[Start Information provided]

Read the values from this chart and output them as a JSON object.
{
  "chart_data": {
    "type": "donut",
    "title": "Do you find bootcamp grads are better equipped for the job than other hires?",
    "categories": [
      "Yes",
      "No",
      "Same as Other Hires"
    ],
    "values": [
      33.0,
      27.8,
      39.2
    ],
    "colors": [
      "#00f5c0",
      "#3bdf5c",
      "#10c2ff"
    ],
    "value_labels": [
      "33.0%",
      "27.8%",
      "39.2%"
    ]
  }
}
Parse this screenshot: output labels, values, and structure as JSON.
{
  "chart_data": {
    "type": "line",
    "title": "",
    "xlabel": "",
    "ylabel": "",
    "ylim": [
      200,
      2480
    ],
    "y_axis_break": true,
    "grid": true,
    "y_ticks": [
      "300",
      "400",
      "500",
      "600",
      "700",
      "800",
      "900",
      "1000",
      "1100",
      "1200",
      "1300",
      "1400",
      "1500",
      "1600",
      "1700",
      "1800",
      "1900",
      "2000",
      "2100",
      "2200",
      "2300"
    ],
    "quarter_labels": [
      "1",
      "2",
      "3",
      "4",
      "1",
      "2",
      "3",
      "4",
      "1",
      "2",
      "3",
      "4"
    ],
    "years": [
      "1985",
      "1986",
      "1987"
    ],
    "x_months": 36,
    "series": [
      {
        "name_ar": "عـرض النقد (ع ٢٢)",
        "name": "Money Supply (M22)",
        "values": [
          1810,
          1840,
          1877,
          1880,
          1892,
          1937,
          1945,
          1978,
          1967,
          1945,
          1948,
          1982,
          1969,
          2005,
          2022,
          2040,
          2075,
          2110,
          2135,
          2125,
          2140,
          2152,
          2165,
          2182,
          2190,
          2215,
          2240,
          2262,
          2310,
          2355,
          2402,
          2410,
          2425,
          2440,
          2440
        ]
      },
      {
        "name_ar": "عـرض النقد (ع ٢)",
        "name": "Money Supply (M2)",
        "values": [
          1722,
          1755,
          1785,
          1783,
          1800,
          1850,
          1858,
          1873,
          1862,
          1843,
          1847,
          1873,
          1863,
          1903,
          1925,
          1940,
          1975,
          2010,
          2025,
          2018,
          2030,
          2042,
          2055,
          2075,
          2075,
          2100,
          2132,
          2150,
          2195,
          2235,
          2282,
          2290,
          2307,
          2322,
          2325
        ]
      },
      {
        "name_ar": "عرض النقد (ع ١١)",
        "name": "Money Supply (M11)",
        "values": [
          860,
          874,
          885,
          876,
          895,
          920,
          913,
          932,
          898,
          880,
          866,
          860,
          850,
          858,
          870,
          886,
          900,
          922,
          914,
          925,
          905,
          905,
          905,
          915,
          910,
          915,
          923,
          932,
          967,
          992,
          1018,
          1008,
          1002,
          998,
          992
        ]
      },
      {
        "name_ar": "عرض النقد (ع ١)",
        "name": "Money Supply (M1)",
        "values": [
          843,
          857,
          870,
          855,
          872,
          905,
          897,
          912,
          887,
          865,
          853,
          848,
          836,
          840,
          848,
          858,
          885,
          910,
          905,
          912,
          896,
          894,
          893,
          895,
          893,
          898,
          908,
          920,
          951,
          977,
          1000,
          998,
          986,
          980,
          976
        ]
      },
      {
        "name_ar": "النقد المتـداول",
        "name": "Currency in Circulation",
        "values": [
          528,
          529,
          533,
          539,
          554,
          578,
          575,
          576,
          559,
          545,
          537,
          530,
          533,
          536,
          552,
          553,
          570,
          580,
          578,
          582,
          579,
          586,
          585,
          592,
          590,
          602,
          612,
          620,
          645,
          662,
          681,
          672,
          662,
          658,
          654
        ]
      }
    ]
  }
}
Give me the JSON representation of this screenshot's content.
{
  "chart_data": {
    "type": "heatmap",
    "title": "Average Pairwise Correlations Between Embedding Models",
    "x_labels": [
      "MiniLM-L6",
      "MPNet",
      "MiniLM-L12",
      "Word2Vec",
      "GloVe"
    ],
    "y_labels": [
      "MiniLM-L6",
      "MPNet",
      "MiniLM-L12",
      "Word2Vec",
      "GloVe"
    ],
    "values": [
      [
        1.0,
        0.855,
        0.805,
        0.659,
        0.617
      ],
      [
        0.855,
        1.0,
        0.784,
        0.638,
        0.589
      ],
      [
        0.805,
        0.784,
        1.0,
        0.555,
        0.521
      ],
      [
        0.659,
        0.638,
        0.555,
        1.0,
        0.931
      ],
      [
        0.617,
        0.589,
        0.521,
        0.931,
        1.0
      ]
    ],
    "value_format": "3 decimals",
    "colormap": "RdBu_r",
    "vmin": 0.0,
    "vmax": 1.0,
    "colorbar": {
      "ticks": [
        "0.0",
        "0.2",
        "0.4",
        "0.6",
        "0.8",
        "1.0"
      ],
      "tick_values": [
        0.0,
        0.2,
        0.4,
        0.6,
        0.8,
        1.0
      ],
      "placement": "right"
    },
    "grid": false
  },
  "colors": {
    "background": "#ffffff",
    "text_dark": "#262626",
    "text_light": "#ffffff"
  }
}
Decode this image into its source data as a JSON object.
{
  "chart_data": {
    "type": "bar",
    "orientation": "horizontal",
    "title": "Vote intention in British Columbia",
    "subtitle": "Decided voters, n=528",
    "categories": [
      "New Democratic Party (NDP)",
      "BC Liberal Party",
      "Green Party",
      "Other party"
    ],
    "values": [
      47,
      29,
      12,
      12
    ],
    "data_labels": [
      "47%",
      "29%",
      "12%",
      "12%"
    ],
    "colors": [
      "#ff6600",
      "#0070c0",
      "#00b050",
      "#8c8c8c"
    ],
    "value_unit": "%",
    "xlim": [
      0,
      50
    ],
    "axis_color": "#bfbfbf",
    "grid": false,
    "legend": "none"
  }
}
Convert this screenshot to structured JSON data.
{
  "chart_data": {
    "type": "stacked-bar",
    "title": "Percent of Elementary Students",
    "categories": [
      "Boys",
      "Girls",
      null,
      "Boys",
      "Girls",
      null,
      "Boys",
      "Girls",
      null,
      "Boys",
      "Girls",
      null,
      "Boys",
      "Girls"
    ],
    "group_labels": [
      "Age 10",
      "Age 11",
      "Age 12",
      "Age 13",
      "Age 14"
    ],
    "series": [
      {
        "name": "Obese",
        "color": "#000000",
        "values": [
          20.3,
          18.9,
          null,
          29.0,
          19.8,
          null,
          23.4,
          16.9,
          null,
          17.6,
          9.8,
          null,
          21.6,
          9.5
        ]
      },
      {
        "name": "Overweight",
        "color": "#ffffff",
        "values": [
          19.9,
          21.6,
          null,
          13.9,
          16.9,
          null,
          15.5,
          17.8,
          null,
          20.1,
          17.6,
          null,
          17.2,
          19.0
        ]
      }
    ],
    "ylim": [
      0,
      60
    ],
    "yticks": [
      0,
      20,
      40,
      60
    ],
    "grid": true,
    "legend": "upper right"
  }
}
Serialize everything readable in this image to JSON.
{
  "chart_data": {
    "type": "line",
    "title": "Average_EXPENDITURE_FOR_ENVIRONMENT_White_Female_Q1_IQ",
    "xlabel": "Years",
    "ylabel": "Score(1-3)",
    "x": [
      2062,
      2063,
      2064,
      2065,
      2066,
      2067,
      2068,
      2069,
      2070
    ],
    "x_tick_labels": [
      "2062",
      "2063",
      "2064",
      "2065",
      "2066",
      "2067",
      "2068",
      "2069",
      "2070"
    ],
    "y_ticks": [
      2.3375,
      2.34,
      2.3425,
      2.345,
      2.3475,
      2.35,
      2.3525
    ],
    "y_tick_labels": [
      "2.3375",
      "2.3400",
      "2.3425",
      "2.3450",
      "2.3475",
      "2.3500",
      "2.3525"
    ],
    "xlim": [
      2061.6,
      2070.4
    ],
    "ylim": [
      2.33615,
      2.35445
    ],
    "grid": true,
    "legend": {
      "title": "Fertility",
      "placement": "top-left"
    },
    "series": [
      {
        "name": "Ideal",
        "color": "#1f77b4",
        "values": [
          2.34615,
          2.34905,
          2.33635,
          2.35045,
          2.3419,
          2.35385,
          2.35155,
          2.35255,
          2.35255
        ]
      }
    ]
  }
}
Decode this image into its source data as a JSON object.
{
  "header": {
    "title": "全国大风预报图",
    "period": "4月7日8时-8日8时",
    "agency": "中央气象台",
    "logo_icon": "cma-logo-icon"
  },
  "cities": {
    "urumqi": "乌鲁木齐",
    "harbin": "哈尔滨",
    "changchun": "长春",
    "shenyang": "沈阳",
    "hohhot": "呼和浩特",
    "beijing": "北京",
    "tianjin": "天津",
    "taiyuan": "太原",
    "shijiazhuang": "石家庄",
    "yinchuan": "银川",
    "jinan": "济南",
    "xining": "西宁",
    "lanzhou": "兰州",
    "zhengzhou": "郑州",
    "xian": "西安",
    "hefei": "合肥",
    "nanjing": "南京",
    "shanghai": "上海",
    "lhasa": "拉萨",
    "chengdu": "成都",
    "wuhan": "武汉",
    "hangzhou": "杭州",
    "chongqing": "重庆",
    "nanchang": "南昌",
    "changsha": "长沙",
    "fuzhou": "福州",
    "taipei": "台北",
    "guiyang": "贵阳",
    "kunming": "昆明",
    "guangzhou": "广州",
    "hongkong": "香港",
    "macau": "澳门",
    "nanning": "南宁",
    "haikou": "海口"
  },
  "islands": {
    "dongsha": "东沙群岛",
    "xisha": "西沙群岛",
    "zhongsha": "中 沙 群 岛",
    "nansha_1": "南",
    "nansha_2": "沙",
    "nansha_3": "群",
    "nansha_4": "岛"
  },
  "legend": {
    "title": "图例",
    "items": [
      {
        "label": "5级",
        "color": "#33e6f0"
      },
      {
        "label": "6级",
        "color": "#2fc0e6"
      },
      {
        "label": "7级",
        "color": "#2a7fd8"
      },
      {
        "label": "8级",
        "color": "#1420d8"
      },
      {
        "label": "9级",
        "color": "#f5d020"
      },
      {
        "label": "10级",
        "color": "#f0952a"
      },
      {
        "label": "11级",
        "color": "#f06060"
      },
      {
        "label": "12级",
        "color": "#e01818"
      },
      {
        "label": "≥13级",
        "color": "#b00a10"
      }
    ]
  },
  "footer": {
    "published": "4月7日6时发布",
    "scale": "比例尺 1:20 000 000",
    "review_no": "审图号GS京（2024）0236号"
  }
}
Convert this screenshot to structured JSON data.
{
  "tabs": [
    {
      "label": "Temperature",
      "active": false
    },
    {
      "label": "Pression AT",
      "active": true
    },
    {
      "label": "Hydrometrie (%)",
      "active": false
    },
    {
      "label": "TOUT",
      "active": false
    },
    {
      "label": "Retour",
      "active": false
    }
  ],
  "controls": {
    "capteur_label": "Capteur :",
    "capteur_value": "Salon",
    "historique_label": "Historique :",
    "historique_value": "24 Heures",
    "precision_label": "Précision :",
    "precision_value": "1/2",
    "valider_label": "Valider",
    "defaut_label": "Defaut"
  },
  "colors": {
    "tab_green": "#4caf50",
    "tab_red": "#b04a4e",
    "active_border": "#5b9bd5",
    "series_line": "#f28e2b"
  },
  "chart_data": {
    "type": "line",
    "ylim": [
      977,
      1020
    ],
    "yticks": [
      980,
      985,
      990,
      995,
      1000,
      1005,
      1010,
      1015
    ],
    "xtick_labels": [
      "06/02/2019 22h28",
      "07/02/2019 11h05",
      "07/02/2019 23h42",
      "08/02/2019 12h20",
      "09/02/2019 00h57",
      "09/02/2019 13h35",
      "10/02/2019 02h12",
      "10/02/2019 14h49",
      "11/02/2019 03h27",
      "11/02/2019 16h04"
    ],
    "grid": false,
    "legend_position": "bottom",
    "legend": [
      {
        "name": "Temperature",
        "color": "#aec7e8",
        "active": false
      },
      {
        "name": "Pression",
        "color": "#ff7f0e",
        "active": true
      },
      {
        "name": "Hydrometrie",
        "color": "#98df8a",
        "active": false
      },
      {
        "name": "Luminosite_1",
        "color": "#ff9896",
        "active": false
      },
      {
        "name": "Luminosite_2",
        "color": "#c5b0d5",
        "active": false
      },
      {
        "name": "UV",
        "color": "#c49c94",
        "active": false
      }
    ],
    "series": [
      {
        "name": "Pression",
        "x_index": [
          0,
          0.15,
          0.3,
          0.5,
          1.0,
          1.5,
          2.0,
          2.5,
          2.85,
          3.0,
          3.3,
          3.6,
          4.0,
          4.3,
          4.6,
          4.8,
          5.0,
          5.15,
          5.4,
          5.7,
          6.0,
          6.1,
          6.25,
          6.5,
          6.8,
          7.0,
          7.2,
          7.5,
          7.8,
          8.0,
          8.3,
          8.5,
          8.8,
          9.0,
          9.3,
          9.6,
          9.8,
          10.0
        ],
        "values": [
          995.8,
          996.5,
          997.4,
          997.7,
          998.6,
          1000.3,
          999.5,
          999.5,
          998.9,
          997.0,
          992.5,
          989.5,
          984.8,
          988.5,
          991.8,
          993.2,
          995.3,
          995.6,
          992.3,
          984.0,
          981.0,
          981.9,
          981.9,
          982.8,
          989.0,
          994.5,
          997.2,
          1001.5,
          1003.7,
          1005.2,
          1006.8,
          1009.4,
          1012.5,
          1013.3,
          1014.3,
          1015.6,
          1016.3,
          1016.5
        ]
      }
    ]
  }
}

[End Information provided]

Wherever "ffffff" shows up in a line, copy that line.

• **Correct result**
    "background": "#ffffff",
    "text_light": "#ffffff"
        "color": "#ffffff",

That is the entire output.